■ Goal: Extract every line that contains the word "stage".

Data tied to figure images
== == ==
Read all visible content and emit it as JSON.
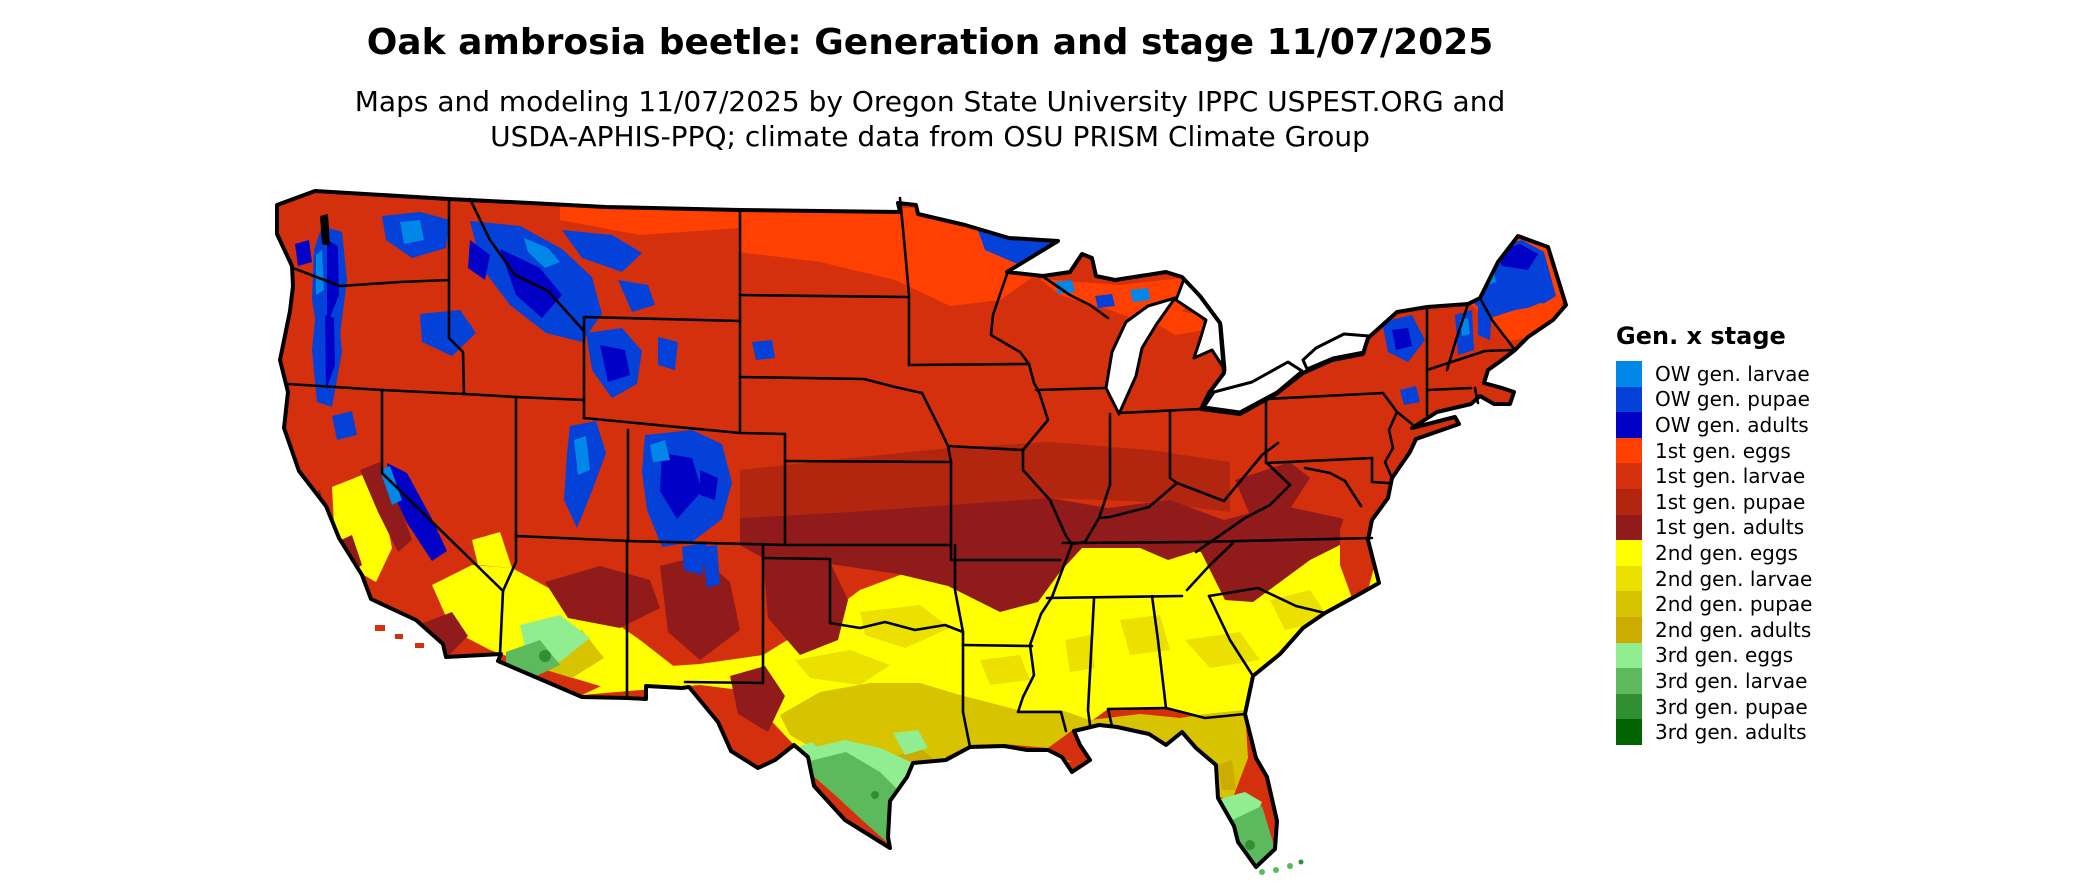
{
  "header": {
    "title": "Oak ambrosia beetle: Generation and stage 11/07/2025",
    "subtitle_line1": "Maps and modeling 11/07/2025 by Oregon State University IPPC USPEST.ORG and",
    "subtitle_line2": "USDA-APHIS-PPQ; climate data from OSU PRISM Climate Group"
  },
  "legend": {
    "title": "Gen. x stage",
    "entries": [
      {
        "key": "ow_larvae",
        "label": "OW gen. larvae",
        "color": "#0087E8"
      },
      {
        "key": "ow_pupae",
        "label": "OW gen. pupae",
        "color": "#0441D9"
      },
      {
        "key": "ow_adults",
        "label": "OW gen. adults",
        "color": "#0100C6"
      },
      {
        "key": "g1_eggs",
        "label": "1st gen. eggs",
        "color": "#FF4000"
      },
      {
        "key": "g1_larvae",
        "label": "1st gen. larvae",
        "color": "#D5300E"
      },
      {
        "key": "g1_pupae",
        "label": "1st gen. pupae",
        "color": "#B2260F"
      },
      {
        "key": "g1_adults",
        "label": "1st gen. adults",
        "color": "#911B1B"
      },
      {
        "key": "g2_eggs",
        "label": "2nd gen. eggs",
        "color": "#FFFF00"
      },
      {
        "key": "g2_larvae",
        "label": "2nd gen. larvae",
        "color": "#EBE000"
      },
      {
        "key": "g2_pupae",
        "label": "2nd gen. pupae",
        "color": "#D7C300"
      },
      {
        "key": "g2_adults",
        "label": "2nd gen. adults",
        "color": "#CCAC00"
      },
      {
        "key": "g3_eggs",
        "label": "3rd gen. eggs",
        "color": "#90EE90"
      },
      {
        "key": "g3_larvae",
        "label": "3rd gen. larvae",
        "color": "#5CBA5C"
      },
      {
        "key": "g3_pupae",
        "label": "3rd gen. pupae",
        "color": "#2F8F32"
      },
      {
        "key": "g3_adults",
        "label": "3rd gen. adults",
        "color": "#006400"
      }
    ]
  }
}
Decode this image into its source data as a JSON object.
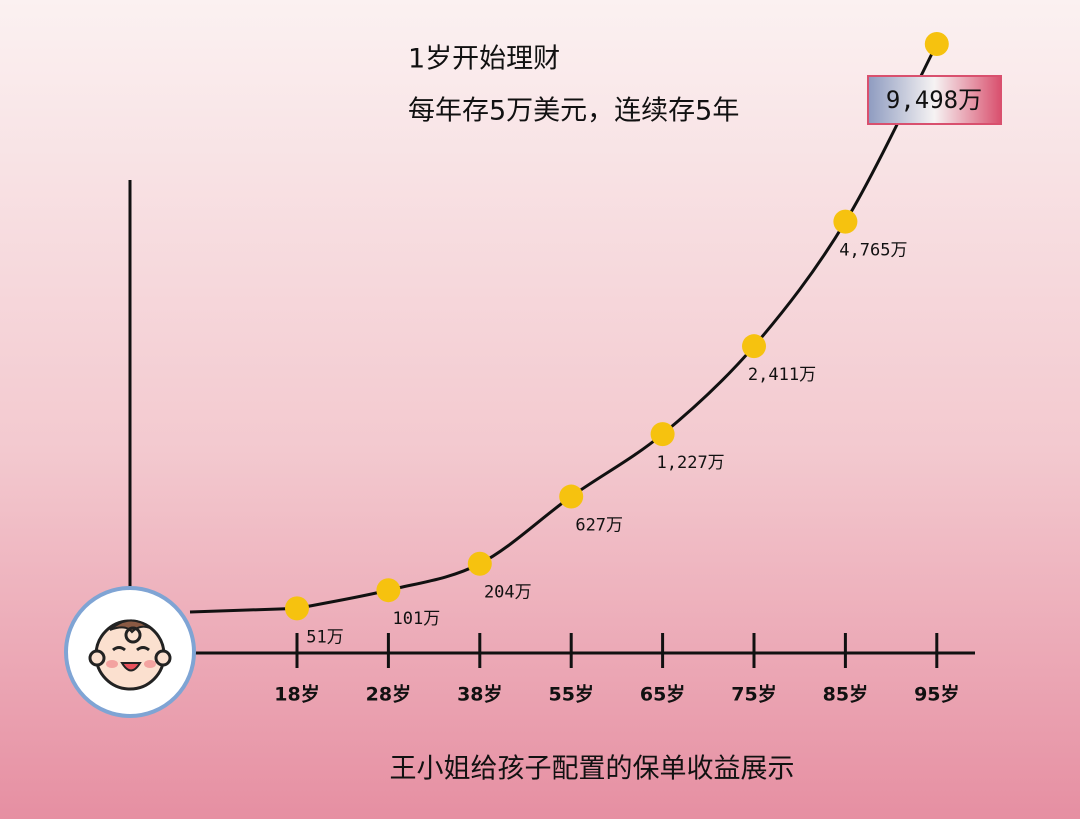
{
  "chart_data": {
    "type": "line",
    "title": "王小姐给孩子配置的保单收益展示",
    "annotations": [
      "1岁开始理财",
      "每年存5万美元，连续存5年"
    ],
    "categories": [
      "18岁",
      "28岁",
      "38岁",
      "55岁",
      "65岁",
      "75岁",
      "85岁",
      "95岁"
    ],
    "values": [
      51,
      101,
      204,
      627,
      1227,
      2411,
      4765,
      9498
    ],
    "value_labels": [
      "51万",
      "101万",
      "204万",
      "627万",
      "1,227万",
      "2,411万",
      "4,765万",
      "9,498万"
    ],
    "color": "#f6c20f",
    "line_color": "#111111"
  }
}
== == ==
■ Expected answer:
    "title": "Oak ambrosia beetle: Generation and stage 11/07/2025",
    "title": "Gen. x stage",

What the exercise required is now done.